- _Set task_
Omitting all pictures, print the lines of the listing from the one containing "Transcribe the text in this document." through the final line, both ends included, with no other text.

- _Information provided_

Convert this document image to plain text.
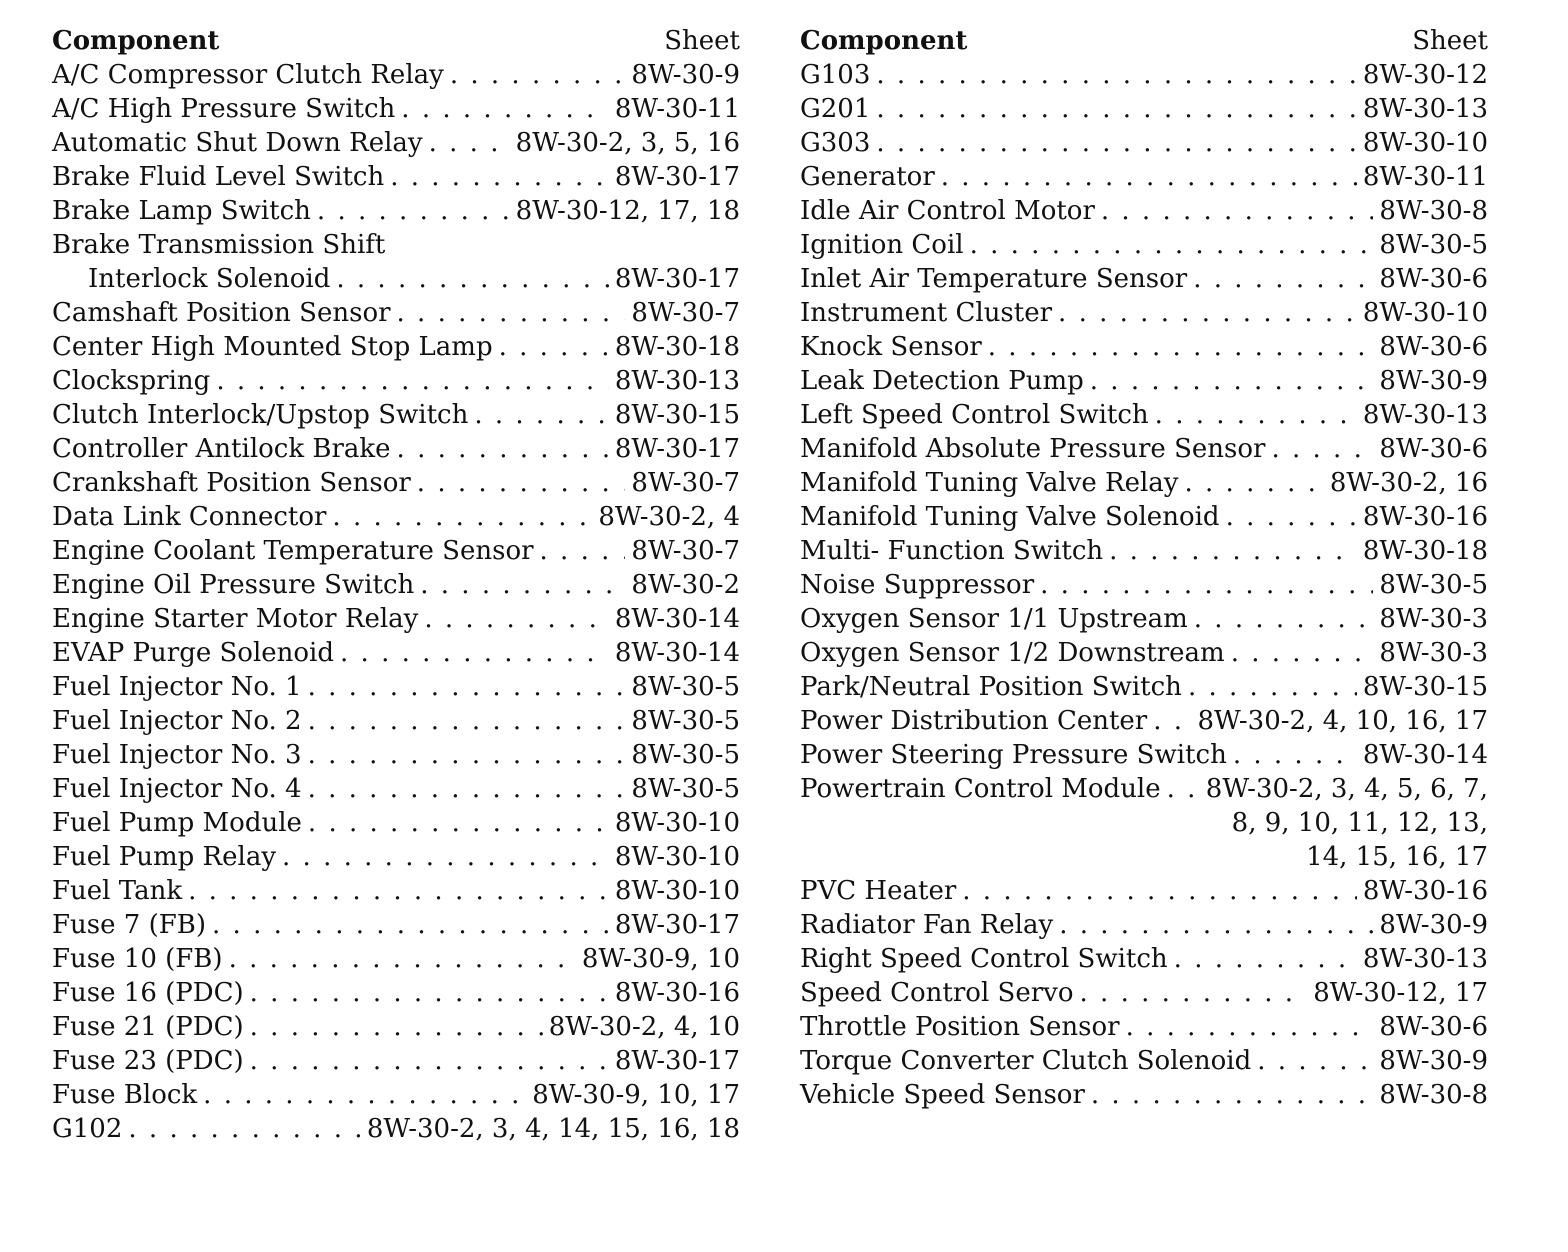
Component	Sheet
A/C Compressor Clutch Relay . . .	8W-30-9
A/C High Pressure Switch . . .	8W-30-11
Automatic Shut Down Relay . . .	8W-30-2, 3, 5, 16
Brake Fluid Level Switch . . .	8W-30-17
Brake Lamp Switch . . .	8W-30-12, 17, 18
Brake Transmission Shift
Interlock Solenoid . . .	8W-30-17
Camshaft Position Sensor . . .	8W-30-7
Center High Mounted Stop Lamp . . .	8W-30-18
Clockspring . . .	8W-30-13
Clutch Interlock/Upstop Switch . . .	8W-30-15
Controller Antilock Brake . . .	8W-30-17
Crankshaft Position Sensor . . .	8W-30-7
Data Link Connector . . .	8W-30-2, 4
Engine Coolant Temperature Sensor . . .	8W-30-7
Engine Oil Pressure Switch . . .	8W-30-2
Engine Starter Motor Relay . . .	8W-30-14
EVAP Purge Solenoid . . .	8W-30-14
Fuel Injector No. 1 . . .	8W-30-5
Fuel Injector No. 2 . . .	8W-30-5
Fuel Injector No. 3 . . .	8W-30-5
Fuel Injector No. 4 . . .	8W-30-5
Fuel Pump Module . . .	8W-30-10
Fuel Pump Relay . . .	8W-30-10
Fuel Tank . . .	8W-30-10
Fuse 7 (FB) . . .	8W-30-17
Fuse 10 (FB) . . .	8W-30-9, 10
Fuse 16 (PDC) . . .	8W-30-16
Fuse 21 (PDC) . . .	8W-30-2, 4, 10
Fuse 23 (PDC) . . .	8W-30-17
Fuse Block . . .	8W-30-9, 10, 17
G102 . . .	8W-30-2, 3, 4, 14, 15, 16, 18
Component	Sheet
G103 . . .	8W-30-12
G201 . . .	8W-30-13
G303 . . .	8W-30-10
Generator . . .	8W-30-11
Idle Air Control Motor . . .	8W-30-8
Ignition Coil . . .	8W-30-5
Inlet Air Temperature Sensor . . .	8W-30-6
Instrument Cluster . . .	8W-30-10
Knock Sensor . . .	8W-30-6
Leak Detection Pump . . .	8W-30-9
Left Speed Control Switch . . .	8W-30-13
Manifold Absolute Pressure Sensor . . .	8W-30-6
Manifold Tuning Valve Relay . . .	8W-30-2, 16
Manifold Tuning Valve Solenoid . . .	8W-30-16
Multi- Function Switch . . .	8W-30-18
Noise Suppressor . . .	8W-30-5
Oxygen Sensor 1/1 Upstream . . .	8W-30-3
Oxygen Sensor 1/2 Downstream . . .	8W-30-3
Park/Neutral Position Switch . . .	8W-30-15
Power Distribution Center . . . 8W-30-2, 4, 10, 16, 17
Power Steering Pressure Switch . . .	8W-30-14
Powertrain Control Module . . . 8W-30-2, 3, 4, 5, 6, 7,
8, 9, 10, 11, 12, 13,
14, 15, 16, 17
PVC Heater . . .	8W-30-16
Radiator Fan Relay . . .	8W-30-9
Right Speed Control Switch . . .	8W-30-13
Speed Control Servo . . .	8W-30-12, 17
Throttle Position Sensor . . .	8W-30-6
Torque Converter Clutch Solenoid . . .	8W-30-9
Vehicle Speed Sensor . . .	8W-30-8
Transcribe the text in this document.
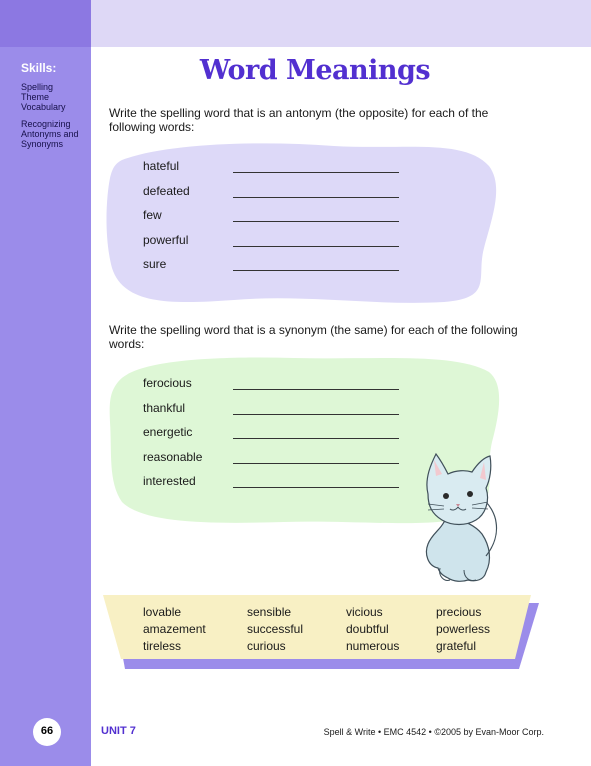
Skills:
Spelling
Theme
Vocabulary
Recognizing
Antonyms and
Synonyms
Word Meanings
Write the spelling word that is an antonym (the opposite) for each of the following words:
hateful
defeated
few
powerful
sure
Write the spelling word that is a synonym (the same) for each of the following words:
ferocious
thankful
energetic
reasonable
interested
lovable	sensible	vicious	precious
amazement	successful	doubtful	powerless
tireless	curious	numerous	grateful
66	UNIT 7	Spell & Write • EMC 4542 • ©2005 by Evan-Moor Corp.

- _Worked solution_
Transcribe the text in this document.
Skills:
Spelling
Theme
Vocabulary
Recognizing
Antonyms and
Synonyms
Word Meanings
Write the spelling word that is an antonym (the opposite) for each of the following words:
hateful
defeated
few
powerful
sure
Write the spelling word that is a synonym (the same) for each of the following words:
ferocious
thankful
energetic
reasonable
interested
lovable	sensible	vicious	precious
amazement	successful	doubtful	powerless
tireless	curious	numerous	grateful
66	UNIT 7	Spell & Write • EMC 4542 • ©2005 by Evan-Moor Corp.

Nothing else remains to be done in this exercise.